Exercise aim:
Copy each line below in which the string "chassis" occurs.

Source data:
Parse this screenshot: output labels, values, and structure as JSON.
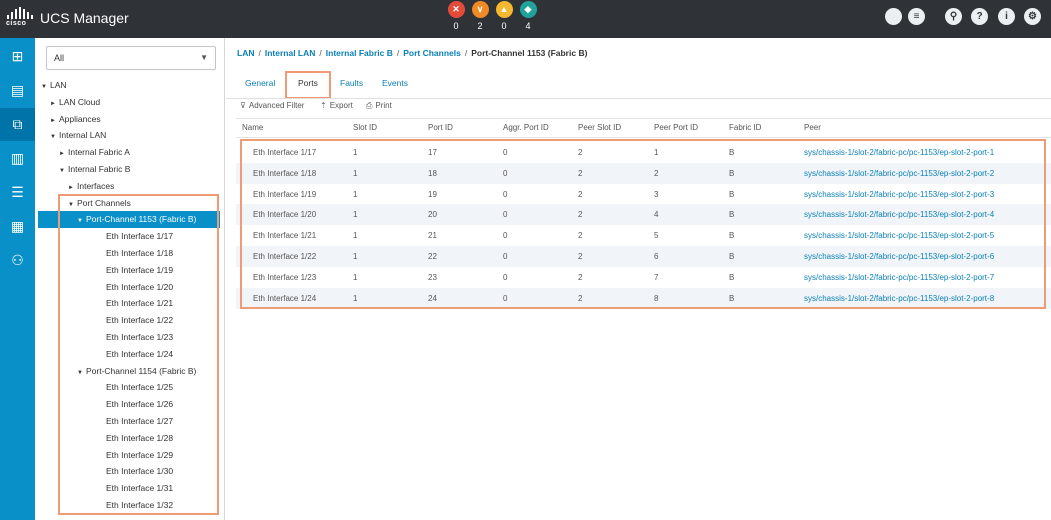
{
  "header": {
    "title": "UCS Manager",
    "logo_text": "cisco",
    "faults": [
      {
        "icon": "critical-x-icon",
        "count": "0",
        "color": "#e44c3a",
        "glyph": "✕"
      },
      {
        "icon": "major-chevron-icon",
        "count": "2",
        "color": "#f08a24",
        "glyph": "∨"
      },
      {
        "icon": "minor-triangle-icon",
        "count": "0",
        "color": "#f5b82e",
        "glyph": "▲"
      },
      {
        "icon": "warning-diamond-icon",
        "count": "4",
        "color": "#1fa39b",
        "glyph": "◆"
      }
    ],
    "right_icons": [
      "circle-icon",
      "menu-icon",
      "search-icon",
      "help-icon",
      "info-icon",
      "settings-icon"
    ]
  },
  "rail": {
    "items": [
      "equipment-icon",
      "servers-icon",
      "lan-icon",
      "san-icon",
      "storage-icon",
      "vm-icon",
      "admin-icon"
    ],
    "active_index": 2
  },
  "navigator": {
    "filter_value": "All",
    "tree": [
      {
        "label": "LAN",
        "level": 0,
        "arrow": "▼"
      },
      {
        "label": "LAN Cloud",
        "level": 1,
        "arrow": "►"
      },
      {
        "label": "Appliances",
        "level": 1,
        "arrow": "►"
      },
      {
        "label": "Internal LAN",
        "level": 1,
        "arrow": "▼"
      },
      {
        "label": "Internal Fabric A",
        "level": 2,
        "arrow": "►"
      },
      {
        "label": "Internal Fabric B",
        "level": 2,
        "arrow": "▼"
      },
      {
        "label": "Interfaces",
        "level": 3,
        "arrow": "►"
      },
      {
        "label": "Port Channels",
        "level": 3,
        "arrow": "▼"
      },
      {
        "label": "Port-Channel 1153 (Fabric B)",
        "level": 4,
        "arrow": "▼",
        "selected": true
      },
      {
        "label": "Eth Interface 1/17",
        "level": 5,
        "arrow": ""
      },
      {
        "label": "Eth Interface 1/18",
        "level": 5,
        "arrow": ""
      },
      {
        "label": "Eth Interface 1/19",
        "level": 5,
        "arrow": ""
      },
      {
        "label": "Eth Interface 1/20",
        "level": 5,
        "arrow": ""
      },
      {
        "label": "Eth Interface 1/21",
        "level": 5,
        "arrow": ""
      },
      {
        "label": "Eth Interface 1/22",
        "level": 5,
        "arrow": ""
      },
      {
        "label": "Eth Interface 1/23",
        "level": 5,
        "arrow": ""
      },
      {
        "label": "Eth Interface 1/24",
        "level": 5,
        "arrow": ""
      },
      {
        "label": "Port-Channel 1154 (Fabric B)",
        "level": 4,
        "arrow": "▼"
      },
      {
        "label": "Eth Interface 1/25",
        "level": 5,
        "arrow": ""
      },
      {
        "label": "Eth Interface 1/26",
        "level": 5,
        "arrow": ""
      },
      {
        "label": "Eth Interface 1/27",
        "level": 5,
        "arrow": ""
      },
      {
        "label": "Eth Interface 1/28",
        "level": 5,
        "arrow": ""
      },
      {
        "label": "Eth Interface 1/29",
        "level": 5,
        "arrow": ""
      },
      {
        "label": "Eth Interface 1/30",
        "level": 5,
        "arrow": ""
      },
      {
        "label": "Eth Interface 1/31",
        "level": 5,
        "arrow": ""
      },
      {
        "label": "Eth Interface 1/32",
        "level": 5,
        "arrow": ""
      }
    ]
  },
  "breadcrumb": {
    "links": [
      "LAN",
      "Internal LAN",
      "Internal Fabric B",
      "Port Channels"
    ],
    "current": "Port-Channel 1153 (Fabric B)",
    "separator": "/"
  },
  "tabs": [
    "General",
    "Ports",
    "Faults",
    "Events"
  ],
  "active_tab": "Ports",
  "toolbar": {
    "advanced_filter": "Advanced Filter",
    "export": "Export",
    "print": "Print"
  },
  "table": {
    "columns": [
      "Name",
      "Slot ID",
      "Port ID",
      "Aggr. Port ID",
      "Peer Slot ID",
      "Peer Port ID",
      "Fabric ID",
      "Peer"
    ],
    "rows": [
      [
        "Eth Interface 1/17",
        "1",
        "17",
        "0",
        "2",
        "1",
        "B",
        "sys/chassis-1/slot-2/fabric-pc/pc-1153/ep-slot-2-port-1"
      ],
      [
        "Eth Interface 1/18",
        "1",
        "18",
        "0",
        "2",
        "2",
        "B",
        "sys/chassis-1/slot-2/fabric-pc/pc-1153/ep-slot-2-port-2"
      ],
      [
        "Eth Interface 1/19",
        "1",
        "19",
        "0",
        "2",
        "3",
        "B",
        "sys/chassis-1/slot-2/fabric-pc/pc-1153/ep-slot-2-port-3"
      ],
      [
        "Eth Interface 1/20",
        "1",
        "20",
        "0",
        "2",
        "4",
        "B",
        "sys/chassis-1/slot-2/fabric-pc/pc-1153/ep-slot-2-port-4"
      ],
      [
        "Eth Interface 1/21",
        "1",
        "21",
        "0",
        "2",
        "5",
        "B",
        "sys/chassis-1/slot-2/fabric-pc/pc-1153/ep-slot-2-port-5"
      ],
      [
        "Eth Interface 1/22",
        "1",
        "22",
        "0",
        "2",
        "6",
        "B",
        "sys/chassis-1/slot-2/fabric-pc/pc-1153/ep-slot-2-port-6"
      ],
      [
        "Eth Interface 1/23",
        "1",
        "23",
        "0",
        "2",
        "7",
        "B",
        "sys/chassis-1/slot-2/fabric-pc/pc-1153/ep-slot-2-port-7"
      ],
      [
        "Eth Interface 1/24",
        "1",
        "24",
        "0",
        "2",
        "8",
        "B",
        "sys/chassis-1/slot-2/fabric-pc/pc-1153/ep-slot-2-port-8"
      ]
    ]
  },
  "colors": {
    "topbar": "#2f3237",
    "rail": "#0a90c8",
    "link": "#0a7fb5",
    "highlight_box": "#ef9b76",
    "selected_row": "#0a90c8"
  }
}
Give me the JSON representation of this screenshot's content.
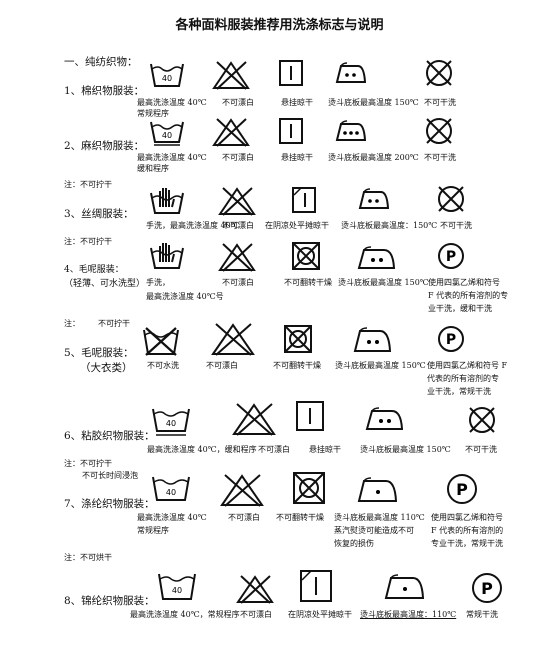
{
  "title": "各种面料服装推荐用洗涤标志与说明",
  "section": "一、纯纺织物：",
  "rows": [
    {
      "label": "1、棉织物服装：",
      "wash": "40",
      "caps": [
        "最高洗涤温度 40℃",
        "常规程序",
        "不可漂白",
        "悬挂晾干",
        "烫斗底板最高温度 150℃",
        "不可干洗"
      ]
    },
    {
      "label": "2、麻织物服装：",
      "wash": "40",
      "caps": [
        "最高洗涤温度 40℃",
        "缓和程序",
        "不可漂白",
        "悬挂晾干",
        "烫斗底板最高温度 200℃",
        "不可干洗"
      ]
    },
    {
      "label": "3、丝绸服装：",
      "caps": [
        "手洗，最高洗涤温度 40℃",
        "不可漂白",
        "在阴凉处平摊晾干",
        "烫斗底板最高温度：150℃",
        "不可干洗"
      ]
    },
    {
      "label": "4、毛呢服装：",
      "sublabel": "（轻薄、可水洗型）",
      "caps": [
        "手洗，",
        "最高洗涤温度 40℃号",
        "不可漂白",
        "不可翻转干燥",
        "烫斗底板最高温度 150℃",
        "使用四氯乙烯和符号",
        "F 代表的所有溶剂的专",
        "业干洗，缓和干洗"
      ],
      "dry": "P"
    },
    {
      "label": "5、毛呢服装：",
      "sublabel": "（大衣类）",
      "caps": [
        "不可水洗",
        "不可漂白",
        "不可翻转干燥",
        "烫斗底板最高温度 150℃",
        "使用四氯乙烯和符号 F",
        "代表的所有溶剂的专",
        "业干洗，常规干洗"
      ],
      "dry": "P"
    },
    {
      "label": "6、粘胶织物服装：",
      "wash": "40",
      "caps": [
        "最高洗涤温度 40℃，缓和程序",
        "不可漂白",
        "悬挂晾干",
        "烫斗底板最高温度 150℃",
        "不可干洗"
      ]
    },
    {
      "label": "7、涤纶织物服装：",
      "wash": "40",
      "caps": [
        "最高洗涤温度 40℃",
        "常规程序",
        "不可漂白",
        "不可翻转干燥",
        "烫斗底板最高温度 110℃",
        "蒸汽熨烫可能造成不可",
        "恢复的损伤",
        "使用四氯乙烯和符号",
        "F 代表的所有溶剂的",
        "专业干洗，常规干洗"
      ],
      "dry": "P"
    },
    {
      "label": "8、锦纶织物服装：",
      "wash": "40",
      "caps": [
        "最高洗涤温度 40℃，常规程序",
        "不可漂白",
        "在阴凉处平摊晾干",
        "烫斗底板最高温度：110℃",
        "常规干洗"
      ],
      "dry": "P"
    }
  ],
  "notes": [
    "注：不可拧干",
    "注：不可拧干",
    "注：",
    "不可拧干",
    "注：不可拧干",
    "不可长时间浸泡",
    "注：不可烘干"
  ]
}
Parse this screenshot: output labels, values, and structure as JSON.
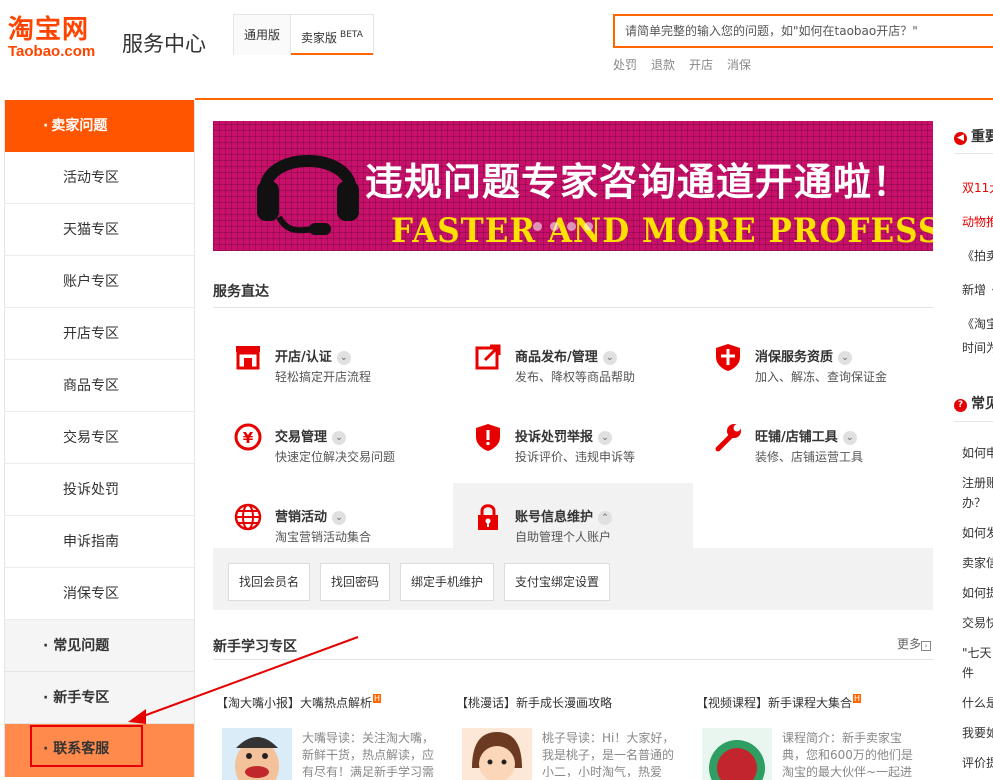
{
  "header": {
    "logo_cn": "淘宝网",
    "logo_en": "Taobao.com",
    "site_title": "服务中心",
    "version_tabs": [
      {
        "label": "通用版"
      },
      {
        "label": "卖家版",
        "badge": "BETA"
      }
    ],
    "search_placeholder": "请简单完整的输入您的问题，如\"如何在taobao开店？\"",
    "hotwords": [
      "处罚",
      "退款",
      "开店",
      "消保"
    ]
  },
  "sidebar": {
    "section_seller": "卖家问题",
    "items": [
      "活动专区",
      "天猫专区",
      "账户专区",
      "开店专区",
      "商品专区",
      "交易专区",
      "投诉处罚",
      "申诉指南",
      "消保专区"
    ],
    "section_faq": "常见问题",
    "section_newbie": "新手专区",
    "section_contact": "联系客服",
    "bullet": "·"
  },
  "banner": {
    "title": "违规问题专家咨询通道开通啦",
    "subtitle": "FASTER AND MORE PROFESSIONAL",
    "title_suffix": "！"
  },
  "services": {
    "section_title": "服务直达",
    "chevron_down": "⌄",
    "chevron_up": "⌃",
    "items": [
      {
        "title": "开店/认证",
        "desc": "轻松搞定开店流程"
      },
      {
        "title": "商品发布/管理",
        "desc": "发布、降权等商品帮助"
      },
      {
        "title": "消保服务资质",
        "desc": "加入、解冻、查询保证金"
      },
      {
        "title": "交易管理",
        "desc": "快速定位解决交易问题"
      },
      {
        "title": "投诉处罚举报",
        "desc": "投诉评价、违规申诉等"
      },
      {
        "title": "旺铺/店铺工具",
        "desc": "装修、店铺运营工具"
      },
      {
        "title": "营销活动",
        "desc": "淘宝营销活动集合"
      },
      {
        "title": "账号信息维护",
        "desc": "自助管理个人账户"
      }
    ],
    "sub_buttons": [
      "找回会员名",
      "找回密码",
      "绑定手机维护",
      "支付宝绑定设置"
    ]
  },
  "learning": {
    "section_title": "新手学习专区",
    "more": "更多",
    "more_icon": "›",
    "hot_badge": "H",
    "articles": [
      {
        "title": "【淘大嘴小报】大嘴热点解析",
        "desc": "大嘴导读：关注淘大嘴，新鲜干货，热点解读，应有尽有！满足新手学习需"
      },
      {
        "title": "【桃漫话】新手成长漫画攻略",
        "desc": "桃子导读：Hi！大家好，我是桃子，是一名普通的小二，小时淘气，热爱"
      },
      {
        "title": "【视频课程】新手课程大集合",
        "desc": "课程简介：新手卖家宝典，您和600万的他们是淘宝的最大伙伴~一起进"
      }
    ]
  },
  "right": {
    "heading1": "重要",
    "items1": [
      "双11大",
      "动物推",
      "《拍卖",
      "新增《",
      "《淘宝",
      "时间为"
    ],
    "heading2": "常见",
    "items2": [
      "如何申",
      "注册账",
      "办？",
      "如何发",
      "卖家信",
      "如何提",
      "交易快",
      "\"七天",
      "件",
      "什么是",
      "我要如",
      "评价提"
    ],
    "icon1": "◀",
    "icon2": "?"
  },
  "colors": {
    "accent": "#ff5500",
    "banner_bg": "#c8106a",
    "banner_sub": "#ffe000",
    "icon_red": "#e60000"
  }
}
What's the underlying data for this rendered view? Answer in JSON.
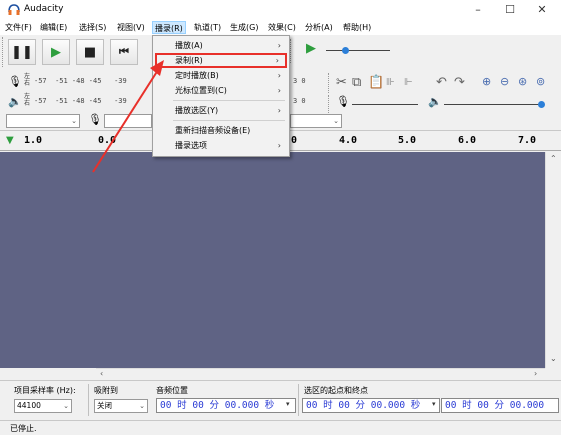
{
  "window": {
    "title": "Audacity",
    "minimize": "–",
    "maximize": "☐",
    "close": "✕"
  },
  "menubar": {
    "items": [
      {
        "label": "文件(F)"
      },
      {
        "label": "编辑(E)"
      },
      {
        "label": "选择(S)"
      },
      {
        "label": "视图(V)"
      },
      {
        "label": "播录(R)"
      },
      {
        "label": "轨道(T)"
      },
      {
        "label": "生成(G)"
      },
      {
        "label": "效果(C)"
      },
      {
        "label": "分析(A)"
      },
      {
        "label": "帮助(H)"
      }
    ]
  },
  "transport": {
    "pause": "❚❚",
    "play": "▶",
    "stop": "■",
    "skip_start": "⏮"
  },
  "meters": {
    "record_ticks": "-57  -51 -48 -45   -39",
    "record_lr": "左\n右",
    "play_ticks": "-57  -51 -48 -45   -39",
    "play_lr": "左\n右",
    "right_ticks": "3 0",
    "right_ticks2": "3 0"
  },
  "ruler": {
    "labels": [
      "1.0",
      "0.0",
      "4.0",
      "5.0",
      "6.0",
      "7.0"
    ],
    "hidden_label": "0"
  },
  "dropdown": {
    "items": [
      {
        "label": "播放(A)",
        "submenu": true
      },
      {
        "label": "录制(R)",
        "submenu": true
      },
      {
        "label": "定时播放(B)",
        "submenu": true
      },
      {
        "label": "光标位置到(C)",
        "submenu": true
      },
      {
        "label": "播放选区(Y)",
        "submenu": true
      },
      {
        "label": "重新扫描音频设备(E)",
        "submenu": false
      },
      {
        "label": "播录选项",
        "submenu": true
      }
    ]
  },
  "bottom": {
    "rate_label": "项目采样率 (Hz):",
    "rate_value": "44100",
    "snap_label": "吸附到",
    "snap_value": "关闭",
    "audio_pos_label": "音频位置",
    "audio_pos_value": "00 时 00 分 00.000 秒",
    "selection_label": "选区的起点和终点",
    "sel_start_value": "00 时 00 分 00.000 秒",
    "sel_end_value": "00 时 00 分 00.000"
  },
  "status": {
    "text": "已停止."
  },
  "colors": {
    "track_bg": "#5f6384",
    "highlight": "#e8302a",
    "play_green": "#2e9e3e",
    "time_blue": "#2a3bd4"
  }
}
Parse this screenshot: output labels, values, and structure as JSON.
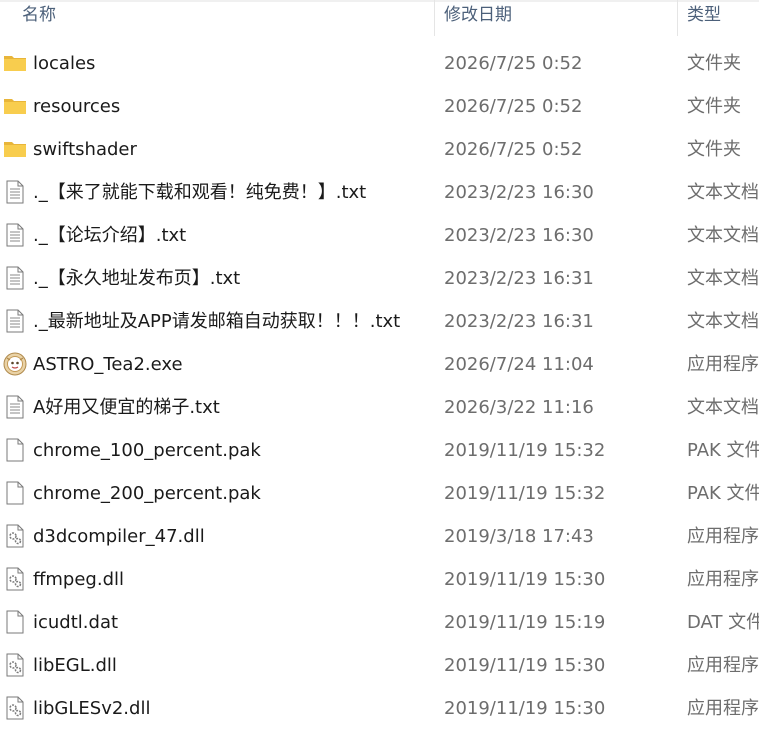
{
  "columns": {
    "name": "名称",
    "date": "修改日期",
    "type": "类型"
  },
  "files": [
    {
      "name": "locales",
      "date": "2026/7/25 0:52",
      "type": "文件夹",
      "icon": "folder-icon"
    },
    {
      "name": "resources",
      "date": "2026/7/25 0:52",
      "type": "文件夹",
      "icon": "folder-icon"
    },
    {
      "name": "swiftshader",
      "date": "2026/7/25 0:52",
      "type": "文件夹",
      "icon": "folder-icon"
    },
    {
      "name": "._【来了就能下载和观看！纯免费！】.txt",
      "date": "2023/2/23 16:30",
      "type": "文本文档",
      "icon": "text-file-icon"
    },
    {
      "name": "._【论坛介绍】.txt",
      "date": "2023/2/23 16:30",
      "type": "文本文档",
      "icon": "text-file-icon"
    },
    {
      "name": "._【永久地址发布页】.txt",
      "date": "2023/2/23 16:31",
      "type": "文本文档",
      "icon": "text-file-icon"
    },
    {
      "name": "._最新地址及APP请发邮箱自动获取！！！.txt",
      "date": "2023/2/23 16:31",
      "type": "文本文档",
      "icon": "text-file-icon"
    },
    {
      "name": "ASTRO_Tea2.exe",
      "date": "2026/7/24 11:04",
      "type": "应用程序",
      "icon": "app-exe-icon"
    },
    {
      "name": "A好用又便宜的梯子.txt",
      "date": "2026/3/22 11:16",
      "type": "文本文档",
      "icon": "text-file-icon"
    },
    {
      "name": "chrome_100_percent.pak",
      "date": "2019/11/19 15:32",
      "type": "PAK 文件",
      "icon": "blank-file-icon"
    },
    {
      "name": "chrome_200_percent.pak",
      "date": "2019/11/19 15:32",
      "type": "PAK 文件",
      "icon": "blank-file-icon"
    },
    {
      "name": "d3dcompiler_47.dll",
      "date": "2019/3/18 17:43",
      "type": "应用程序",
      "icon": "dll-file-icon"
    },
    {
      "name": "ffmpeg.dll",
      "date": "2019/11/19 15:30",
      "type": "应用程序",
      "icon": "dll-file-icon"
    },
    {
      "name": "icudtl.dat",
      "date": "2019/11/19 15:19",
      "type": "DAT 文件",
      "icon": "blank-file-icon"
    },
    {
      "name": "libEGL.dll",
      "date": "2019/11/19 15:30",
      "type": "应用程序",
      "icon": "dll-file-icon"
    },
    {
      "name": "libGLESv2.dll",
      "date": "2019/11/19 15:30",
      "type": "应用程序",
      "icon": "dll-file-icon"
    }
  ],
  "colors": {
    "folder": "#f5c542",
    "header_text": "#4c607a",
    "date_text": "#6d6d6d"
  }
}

Answer to this task:
        "sys/chassis-1/slot-2/fabric-pc/pc-1153/ep-slot-2-port-1"
        "sys/chassis-1/slot-2/fabric-pc/pc-1153/ep-slot-2-port-2"
        "sys/chassis-1/slot-2/fabric-pc/pc-1153/ep-slot-2-port-3"
        "sys/chassis-1/slot-2/fabric-pc/pc-1153/ep-slot-2-port-4"
        "sys/chassis-1/slot-2/fabric-pc/pc-1153/ep-slot-2-port-5"
        "sys/chassis-1/slot-2/fabric-pc/pc-1153/ep-slot-2-port-6"
        "sys/chassis-1/slot-2/fabric-pc/pc-1153/ep-slot-2-port-7"
        "sys/chassis-1/slot-2/fabric-pc/pc-1153/ep-slot-2-port-8"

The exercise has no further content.